**GOAL**
Look at each line of the records and count those with "système" in them. Please answer with the count alone.
>> Start
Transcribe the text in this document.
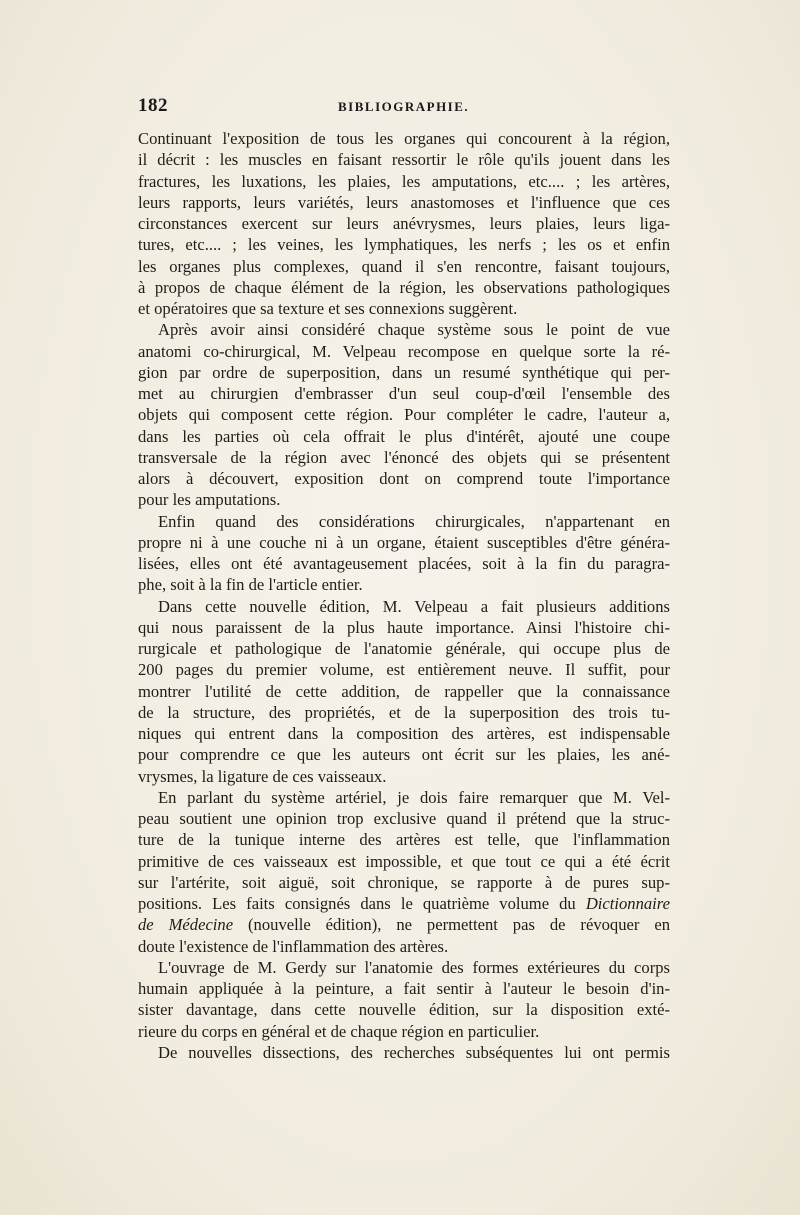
182	BIBLIOGRAPHIE.
Continuant l'exposition de tous les organes qui concourent à la région,
il décrit : les muscles en faisant ressortir le rôle qu'ils jouent dans les
fractures, les luxations, les plaies, les amputations, etc.... ; les artères,
leurs rapports, leurs variétés, leurs anastomoses et l'influence que ces
circonstances exercent sur leurs anévrysmes, leurs plaies, leurs liga-
tures, etc.... ; les veines, les lymphatiques, les nerfs ; les os et enfin
les organes plus complexes, quand il s'en rencontre, faisant toujours,
à propos de chaque élément de la région, les observations pathologiques
et opératoires que sa texture et ses connexions suggèrent.
Après avoir ainsi considéré chaque système sous le point de vue
anatomi co-chirurgical, M. Velpeau recompose en quelque sorte la ré-
gion par ordre de superposition, dans un resumé synthétique qui per-
met au chirurgien d'embrasser d'un seul coup-d'œil l'ensemble des
objets qui composent cette région. Pour compléter le cadre, l'auteur a,
dans les parties où cela offrait le plus d'intérêt, ajouté une coupe
transversale de la région avec l'énoncé des objets qui se présentent
alors à découvert, exposition dont on comprend toute l'importance
pour les amputations.
Enfin quand des considérations chirurgicales, n'appartenant en
propre ni à une couche ni à un organe, étaient susceptibles d'être généra-
lisées, elles ont été avantageusement placées, soit à la fin du paragra-
phe, soit à la fin de l'article entier.
Dans cette nouvelle édition, M. Velpeau a fait plusieurs additions
qui nous paraissent de la plus haute importance. Ainsi l'histoire chi-
rurgicale et pathologique de l'anatomie générale, qui occupe plus de
200 pages du premier volume, est entièrement neuve. Il suffit, pour
montrer l'utilité de cette addition, de rappeller que la connaissance
de la structure, des propriétés, et de la superposition des trois tu-
niques qui entrent dans la composition des artères, est indispensable
pour comprendre ce que les auteurs ont écrit sur les plaies, les ané-
vrysmes, la ligature de ces vaisseaux.
En parlant du système artériel, je dois faire remarquer que M. Vel-
peau soutient une opinion trop exclusive quand il prétend que la struc-
ture de la tunique interne des artères est telle, que l'inflammation
primitive de ces vaisseaux est impossible, et que tout ce qui a été écrit
sur l'artérite, soit aiguë, soit chronique, se rapporte à de pures sup-
positions. Les faits consignés dans le quatrième volume du Dictionnaire
de Médecine (nouvelle édition), ne permettent pas de révoquer en
doute l'existence de l'inflammation des artères.
L'ouvrage de M. Gerdy sur l'anatomie des formes extérieures du corps
humain appliquée à la peinture, a fait sentir à l'auteur le besoin d'in-
sister davantage, dans cette nouvelle édition, sur la disposition exté-
rieure du corps en général et de chaque région en particulier.
De nouvelles dissections, des recherches subséquentes lui ont permis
>> End
**SOLUTION FOR THIS EXERCISE**
2